>> start
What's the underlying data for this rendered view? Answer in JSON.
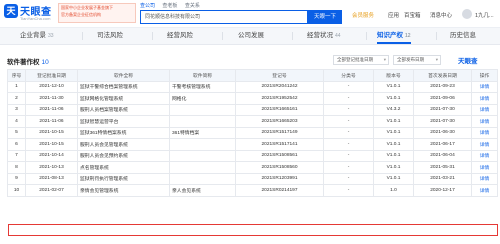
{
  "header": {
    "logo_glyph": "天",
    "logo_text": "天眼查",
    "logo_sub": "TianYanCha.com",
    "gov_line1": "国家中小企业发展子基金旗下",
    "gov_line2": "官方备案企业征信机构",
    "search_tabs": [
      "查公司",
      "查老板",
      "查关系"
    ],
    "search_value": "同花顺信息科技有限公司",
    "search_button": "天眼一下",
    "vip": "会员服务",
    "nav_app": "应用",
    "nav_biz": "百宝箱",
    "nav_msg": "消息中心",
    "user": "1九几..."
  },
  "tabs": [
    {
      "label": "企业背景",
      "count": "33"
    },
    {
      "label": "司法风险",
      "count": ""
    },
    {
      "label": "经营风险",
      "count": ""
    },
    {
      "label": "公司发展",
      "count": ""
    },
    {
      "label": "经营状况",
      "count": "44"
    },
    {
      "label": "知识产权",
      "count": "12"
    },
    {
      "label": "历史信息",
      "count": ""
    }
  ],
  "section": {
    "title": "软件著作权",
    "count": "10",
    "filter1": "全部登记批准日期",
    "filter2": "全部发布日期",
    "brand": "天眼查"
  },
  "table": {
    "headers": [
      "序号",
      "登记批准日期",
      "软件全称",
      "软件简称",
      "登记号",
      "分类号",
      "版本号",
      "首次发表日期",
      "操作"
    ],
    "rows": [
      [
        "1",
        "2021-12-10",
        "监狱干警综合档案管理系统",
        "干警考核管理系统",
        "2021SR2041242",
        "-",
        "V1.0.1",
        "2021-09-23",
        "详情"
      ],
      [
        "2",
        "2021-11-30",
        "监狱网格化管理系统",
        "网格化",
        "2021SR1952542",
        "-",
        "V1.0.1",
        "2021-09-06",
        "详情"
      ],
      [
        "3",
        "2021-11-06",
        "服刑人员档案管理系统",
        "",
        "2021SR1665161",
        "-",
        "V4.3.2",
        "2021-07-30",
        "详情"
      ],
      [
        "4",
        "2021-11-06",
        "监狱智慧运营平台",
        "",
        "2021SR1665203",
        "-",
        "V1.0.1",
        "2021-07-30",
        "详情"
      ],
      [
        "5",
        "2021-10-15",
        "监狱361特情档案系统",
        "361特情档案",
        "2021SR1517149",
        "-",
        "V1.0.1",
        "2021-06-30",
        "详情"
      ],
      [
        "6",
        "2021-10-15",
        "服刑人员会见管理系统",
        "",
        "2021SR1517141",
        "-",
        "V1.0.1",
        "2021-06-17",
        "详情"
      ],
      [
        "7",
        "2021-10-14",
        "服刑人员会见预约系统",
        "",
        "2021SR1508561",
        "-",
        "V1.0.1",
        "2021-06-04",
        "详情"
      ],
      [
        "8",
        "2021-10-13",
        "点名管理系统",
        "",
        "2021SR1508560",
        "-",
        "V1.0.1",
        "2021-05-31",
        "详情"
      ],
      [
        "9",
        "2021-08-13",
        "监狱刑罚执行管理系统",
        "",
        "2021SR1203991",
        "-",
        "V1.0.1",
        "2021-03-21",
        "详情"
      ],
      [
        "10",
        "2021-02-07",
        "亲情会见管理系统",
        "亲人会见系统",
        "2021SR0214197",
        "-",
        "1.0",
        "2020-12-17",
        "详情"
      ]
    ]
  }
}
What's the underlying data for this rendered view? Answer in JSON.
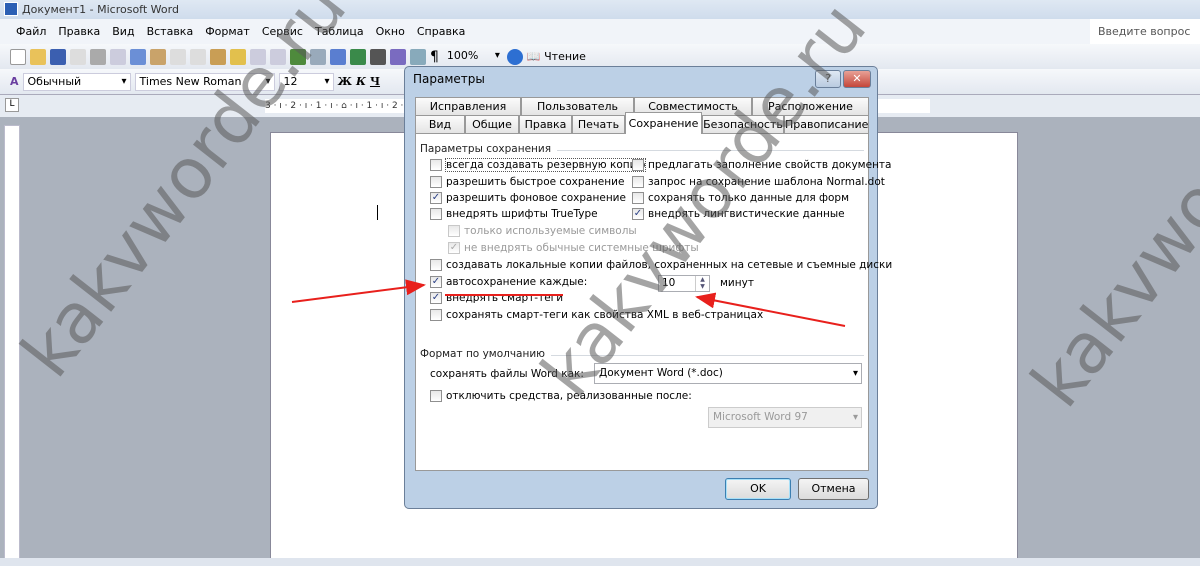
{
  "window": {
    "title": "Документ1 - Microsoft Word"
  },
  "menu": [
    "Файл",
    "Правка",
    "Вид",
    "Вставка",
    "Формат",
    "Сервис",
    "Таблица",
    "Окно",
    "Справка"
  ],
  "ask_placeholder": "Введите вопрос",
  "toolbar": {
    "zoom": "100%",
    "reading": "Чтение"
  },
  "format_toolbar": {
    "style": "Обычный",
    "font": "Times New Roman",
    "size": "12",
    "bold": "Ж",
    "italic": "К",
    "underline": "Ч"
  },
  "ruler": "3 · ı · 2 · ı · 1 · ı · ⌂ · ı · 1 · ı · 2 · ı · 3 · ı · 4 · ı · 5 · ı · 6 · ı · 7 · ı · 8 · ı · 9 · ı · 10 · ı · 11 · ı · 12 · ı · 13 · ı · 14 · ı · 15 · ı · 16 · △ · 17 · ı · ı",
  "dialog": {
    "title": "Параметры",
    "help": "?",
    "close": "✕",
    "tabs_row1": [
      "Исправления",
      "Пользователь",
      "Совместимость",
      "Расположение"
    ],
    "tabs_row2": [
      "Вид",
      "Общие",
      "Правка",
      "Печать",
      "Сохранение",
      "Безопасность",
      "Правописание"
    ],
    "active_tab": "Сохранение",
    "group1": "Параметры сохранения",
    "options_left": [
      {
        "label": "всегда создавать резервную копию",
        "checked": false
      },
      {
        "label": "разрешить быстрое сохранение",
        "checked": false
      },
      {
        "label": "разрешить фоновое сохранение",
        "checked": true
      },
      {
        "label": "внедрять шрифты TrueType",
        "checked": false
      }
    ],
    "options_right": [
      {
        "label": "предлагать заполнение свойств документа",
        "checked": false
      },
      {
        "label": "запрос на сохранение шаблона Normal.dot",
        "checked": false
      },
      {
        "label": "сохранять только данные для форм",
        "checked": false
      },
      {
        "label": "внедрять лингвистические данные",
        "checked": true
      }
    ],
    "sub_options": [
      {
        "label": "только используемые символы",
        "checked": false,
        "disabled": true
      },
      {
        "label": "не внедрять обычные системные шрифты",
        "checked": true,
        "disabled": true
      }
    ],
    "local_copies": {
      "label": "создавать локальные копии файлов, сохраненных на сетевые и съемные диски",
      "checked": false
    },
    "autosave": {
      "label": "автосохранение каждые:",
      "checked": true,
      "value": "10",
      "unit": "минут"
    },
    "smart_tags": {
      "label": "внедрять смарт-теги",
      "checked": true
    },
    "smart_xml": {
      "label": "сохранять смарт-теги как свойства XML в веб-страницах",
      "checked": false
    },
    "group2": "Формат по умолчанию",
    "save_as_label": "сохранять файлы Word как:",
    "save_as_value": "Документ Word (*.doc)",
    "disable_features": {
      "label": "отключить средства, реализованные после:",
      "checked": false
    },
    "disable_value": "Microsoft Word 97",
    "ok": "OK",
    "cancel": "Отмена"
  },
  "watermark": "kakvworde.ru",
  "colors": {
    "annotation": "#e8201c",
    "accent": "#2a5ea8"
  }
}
>> end
Task prompt:
Where a line in the entries holds "теги", copy that line.

Exercise output:
      "label": "внедрять смарт-теги",
      "label": "сохранять смарт-теги как свойства XML в веб-страницах",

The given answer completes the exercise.